• TASKS:
1) In the investing discussion, what does Igy say back testing data at market tops distorts?
2) Print the investing discussion between "C. Back testing" and "analysis was incomplete.", inclusive.
3) Proceed with the investing discussion from its last line.

• DOCUMENT EXTRACT:
- - -
B. A longer time frame reduces the effect of distortions in the market.
C. It's telling that you chose a time frame of 16 years instead of a more typical long term period.
Joe,
A. Assuming your definition is correct, "buy and hold" in practice does not deliver superior performance to any other strategy.
B. True, but so does the belief that low interest rates supports higher equity prices.
C. Back testing data at market tops distorts projections of future returns.
Igy
A. Irrelevant (but debatable)
B. Irrelevant
C. Agreed, but irrelevant.
I was responding to the points you tried to make in the earlier post I quoted. I have no interest in jumping off from there to other tangents.
Joe,
Fine, I was just pointing out where your analysis was incomplete.
Igy
Funny
Joe,
What's wrong cat got your tongue?
Igy
Nope. I've just said everything I need to for now. I don't have a need to continually listen to myself. Good night.
- - -
• DATASET EXCERPTS:
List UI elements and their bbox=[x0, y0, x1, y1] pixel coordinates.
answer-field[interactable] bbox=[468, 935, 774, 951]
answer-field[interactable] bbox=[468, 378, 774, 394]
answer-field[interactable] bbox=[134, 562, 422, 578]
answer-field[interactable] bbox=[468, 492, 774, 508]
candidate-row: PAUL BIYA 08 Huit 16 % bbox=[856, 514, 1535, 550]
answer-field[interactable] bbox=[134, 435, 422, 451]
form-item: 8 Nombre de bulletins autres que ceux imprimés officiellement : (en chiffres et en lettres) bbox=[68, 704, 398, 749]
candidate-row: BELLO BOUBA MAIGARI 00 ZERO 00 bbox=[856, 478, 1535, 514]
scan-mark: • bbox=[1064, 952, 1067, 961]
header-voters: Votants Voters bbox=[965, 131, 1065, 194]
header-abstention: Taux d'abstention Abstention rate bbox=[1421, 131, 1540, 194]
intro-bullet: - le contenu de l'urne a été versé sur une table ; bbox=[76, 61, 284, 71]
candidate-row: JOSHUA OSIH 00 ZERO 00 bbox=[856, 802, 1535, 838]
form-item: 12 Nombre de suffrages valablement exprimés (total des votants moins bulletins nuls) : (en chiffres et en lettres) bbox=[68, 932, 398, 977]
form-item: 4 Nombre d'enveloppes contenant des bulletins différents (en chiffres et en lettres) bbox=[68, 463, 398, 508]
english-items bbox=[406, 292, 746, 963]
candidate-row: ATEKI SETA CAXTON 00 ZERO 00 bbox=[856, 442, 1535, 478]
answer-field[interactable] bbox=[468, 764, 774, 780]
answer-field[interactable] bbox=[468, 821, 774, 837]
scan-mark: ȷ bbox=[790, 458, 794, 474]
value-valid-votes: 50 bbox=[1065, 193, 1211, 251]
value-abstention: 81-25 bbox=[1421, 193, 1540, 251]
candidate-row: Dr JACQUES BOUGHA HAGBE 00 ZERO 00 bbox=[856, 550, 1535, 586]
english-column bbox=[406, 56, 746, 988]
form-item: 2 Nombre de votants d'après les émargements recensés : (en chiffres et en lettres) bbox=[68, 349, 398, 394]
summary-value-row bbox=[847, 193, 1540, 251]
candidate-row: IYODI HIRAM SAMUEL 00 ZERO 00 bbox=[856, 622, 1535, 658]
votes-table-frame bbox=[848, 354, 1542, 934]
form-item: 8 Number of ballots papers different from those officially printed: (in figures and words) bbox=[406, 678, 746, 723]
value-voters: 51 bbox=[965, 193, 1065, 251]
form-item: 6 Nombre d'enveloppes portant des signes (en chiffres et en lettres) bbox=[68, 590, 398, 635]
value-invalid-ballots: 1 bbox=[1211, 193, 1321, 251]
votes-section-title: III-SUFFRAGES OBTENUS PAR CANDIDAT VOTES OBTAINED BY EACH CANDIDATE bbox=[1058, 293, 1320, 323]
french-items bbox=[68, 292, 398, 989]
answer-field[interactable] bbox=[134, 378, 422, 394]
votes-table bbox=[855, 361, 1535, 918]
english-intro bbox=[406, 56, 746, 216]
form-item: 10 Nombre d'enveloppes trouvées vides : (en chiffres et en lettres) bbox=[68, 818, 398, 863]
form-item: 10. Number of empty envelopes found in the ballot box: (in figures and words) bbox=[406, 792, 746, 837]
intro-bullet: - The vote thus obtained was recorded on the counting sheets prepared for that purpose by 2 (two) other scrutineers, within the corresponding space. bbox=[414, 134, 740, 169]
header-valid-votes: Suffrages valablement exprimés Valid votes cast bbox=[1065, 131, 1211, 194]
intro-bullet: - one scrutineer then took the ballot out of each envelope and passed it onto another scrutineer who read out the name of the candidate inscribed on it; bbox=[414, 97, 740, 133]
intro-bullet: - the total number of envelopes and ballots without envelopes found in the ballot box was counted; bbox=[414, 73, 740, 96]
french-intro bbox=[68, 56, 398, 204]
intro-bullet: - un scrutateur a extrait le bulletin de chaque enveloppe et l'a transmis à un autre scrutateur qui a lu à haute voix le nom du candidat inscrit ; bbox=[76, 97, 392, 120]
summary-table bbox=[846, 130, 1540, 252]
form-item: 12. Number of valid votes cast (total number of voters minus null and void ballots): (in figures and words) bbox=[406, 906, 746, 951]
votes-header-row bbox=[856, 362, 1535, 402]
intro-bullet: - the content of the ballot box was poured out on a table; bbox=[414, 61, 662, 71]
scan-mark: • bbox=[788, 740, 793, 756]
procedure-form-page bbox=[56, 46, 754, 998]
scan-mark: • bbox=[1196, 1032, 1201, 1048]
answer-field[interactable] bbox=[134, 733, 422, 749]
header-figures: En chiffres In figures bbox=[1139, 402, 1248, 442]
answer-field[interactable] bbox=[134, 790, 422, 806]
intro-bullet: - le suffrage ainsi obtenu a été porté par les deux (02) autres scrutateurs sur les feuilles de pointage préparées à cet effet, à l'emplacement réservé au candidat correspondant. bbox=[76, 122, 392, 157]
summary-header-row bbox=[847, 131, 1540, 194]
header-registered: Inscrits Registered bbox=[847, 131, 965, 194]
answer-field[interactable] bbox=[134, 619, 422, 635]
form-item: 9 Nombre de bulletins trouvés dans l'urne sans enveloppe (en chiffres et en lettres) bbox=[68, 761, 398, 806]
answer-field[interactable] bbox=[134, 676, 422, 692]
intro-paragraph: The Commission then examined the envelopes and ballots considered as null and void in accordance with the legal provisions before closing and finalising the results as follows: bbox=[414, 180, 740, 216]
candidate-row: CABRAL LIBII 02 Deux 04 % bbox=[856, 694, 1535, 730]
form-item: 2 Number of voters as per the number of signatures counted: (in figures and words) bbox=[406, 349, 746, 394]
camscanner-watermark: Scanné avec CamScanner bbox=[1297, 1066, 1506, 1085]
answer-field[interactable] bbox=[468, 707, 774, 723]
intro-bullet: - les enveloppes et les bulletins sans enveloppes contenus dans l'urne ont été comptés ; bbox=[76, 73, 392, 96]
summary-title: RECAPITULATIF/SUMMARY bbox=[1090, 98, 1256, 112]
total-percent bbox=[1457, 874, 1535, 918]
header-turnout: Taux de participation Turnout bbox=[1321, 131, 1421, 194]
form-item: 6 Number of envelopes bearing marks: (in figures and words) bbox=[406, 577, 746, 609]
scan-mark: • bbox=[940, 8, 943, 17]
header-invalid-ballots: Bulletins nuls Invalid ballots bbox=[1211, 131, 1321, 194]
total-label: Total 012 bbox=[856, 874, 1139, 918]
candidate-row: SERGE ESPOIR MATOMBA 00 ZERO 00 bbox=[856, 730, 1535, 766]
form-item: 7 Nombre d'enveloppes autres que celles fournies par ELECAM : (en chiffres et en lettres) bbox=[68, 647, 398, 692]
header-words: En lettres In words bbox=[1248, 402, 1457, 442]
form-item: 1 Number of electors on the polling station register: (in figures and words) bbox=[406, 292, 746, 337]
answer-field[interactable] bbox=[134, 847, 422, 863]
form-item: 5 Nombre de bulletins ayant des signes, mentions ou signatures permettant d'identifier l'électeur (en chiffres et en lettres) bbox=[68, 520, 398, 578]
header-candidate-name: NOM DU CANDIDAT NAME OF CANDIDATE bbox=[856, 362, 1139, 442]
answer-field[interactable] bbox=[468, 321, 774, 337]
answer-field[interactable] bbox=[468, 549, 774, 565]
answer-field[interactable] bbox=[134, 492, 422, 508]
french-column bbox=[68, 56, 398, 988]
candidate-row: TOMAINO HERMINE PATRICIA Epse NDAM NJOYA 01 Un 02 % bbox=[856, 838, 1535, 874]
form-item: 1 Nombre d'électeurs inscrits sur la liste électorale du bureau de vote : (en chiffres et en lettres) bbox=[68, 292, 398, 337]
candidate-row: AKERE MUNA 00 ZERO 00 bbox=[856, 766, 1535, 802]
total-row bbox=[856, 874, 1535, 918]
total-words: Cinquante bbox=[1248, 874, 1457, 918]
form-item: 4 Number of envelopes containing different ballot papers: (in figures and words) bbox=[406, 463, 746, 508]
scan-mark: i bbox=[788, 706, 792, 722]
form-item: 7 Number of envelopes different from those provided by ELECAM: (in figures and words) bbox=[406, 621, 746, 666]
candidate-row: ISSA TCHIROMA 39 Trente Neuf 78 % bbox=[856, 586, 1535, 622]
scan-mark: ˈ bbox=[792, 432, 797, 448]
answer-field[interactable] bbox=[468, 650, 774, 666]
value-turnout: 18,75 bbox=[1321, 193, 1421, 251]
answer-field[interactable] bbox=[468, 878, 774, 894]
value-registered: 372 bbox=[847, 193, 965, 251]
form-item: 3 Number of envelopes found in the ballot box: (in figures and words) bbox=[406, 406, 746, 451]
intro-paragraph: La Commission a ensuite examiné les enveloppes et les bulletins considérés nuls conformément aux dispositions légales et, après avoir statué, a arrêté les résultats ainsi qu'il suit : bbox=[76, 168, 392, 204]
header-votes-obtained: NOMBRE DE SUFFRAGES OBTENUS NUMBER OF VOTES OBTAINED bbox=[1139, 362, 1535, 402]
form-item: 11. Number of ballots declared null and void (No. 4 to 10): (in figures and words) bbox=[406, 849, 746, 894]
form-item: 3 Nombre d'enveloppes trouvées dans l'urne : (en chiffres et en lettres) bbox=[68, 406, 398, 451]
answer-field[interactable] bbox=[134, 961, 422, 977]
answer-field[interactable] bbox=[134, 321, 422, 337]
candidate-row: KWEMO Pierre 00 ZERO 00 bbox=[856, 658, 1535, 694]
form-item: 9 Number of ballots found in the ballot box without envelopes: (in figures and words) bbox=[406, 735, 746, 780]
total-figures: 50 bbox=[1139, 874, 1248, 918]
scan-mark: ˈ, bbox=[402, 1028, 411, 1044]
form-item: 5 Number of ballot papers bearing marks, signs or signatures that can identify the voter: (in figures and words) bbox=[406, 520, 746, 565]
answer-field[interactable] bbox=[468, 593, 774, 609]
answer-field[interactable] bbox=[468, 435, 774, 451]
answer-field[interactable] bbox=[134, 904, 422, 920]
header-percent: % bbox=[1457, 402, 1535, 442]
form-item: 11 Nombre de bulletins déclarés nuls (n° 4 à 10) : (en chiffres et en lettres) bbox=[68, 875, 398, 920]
- - -
• WRITTEN RESPONSES:
1) Projections of future returns.

2)
C. Back testing data at market tops distorts projections of future returns.
Igy
A. Irrelevant (but debatable)
B. Irrelevant
C. Agreed, but irrelevant.
I was responding to the points you tried to make in the earlier post I quoted. I have no interest in jumping off from there to other tangents.
Joe,
Fine, I was just pointing out where your analysis was incomplete.

3)
Damn, Figy, you just take a licking and keep on ticking. Too bad your cover has been blown. Your lies and misdirection have done you in. Give it up, troll.
Wall Street stocks were poised to start August on a positive note, with futures higher on Monday after last week's soft growth data reduced bets for a Federal Reserve interest-rate hike in the near term.
Dow Jones Industrial Average futures rose 49 points, or 0.3%, to 18,411, while S&P 500 futures added 4.8 points, or 0.2%, to 2,173. Nasdaq-100 futures gained 8 points, or 0.2%, to 4,734.75.
The S&P 500 just missed a record closing high Friday, while the Nasdaq Composite booked its best finish in more than a year, as Wall Street shook off concerns about sluggish second-quarter domestic growth to finish with tepid gains. The Dow industrials ended in negative territory.
Last week's positive sentiment was carrying over to a new month of trading Monday, as the prospects for a near-term Fed interest rate hike appeared to fade. The chances of a rise in U.S. interest rates fell to 12% from 18%, Fed Funds futures data from the CME Group showed.
The market appeared to brush aside comments from Bank of New York President William Dudley, who argued Sunday that an interest-rate hike this year shouldn't be ruled out. He made the comments in Bali, in remarks prepared for a joint central-bank seminar between the New York Fed and Bank Indonesia.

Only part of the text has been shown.